Exercise requirements
Print the entire listing. Each line must match the original exactly.

Task data
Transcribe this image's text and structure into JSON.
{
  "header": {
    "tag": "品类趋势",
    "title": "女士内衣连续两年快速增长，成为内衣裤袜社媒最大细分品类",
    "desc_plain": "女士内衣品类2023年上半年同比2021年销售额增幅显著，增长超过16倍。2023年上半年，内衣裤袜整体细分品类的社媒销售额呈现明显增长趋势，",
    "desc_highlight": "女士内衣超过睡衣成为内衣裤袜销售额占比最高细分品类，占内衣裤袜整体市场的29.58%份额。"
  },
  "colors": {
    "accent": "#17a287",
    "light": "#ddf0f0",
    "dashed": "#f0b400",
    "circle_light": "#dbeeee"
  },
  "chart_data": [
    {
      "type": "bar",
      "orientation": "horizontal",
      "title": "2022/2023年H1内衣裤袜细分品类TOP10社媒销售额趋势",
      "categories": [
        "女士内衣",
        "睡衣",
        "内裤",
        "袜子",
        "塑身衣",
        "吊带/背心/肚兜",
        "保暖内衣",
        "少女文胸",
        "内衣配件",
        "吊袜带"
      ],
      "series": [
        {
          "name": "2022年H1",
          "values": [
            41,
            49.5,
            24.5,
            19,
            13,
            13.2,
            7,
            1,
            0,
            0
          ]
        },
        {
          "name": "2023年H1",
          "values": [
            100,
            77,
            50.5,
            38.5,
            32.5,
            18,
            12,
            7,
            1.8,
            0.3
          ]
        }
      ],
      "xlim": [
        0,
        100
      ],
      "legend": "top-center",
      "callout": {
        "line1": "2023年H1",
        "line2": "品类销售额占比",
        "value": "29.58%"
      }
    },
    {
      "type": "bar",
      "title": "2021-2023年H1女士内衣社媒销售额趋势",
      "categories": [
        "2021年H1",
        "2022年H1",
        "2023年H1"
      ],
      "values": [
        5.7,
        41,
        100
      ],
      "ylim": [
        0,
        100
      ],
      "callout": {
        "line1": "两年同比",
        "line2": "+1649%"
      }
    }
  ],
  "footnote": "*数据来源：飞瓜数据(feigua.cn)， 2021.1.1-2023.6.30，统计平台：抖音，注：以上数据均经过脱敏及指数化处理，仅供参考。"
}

Response
Transcribe this image's text and structure into JSON.
{
  "header": {
    "tag": "品类趋势",
    "title": "女士内衣连续两年快速增长，成为内衣裤袜社媒最大细分品类",
    "desc_plain": "女士内衣品类2023年上半年同比2021年销售额增幅显著，增长超过16倍。2023年上半年，内衣裤袜整体细分品类的社媒销售额呈现明显增长趋势，",
    "desc_highlight": "女士内衣超过睡衣成为内衣裤袜销售额占比最高细分品类，占内衣裤袜整体市场的29.58%份额。"
  },
  "colors": {
    "accent": "#17a287",
    "light": "#ddf0f0",
    "dashed": "#f0b400",
    "circle_light": "#dbeeee"
  },
  "chart_data": [
    {
      "type": "bar",
      "orientation": "horizontal",
      "title": "2022/2023年H1内衣裤袜细分品类TOP10社媒销售额趋势",
      "categories": [
        "女士内衣",
        "睡衣",
        "内裤",
        "袜子",
        "塑身衣",
        "吊带/背心/肚兜",
        "保暖内衣",
        "少女文胸",
        "内衣配件",
        "吊袜带"
      ],
      "series": [
        {
          "name": "2022年H1",
          "values": [
            41,
            49.5,
            24.5,
            19,
            13,
            13.2,
            7,
            1,
            0,
            0
          ]
        },
        {
          "name": "2023年H1",
          "values": [
            100,
            77,
            50.5,
            38.5,
            32.5,
            18,
            12,
            7,
            1.8,
            0.3
          ]
        }
      ],
      "xlim": [
        0,
        100
      ],
      "legend": "top-center",
      "callout": {
        "line1": "2023年H1",
        "line2": "品类销售额占比",
        "value": "29.58%"
      }
    },
    {
      "type": "bar",
      "title": "2021-2023年H1女士内衣社媒销售额趋势",
      "categories": [
        "2021年H1",
        "2022年H1",
        "2023年H1"
      ],
      "values": [
        5.7,
        41,
        100
      ],
      "ylim": [
        0,
        100
      ],
      "callout": {
        "line1": "两年同比",
        "line2": "+1649%"
      }
    }
  ],
  "footnote": "*数据来源：飞瓜数据(feigua.cn)， 2021.1.1-2023.6.30，统计平台：抖音，注：以上数据均经过脱敏及指数化处理，仅供参考。"
}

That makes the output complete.